WHAT THE TASK REQUIRES :: Filter the listing below, copying every line in which the word "source" appears.

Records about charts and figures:
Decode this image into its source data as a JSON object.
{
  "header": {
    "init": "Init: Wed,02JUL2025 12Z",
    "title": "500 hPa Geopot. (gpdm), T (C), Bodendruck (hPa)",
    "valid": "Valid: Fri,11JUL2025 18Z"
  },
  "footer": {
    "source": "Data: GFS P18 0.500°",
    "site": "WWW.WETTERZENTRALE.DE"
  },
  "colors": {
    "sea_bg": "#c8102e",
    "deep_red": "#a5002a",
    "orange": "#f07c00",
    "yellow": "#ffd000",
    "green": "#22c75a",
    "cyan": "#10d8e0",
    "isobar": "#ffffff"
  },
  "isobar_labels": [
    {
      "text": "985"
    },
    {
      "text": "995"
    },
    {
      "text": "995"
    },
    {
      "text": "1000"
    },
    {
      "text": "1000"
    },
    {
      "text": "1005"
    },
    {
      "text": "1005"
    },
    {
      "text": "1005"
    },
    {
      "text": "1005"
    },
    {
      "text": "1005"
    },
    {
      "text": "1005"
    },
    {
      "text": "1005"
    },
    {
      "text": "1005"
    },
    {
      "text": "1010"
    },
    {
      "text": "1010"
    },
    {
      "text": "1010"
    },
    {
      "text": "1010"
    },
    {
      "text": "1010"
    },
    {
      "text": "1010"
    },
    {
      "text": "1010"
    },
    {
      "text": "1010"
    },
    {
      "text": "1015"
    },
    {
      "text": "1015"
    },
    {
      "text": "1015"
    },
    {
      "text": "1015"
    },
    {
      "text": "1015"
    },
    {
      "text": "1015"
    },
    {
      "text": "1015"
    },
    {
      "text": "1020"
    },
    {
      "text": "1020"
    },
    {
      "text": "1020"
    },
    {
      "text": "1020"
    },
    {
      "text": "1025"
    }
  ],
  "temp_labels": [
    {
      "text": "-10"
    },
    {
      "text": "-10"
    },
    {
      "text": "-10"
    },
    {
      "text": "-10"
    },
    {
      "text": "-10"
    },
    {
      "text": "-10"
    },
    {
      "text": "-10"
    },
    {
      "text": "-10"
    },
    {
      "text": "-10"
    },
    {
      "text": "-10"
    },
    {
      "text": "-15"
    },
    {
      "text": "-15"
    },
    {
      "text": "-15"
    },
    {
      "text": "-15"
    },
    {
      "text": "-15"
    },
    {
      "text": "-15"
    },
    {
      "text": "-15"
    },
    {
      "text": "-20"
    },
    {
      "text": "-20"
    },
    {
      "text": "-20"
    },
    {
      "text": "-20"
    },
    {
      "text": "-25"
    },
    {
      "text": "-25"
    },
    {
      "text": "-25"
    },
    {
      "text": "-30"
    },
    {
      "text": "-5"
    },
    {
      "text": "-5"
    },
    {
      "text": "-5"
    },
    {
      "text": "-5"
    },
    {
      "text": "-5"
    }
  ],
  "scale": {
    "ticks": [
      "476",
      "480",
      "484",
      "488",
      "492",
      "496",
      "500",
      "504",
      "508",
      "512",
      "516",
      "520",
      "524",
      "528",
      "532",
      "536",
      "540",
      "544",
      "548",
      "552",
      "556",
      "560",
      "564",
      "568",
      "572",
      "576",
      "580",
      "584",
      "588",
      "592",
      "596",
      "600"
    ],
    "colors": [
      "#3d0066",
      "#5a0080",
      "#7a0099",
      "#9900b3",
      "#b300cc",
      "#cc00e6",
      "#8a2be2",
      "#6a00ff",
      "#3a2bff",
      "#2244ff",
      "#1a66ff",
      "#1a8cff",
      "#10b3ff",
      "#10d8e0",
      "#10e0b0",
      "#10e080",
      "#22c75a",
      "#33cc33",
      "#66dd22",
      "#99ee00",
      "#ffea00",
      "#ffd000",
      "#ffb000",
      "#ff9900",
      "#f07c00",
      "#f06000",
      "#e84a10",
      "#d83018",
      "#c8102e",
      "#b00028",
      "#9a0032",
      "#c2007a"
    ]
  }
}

SOLUTION TO THE EXERCISE ::
Decode this image into its source data as a JSON object.
    "source": "Data: GFS P18 0.500°",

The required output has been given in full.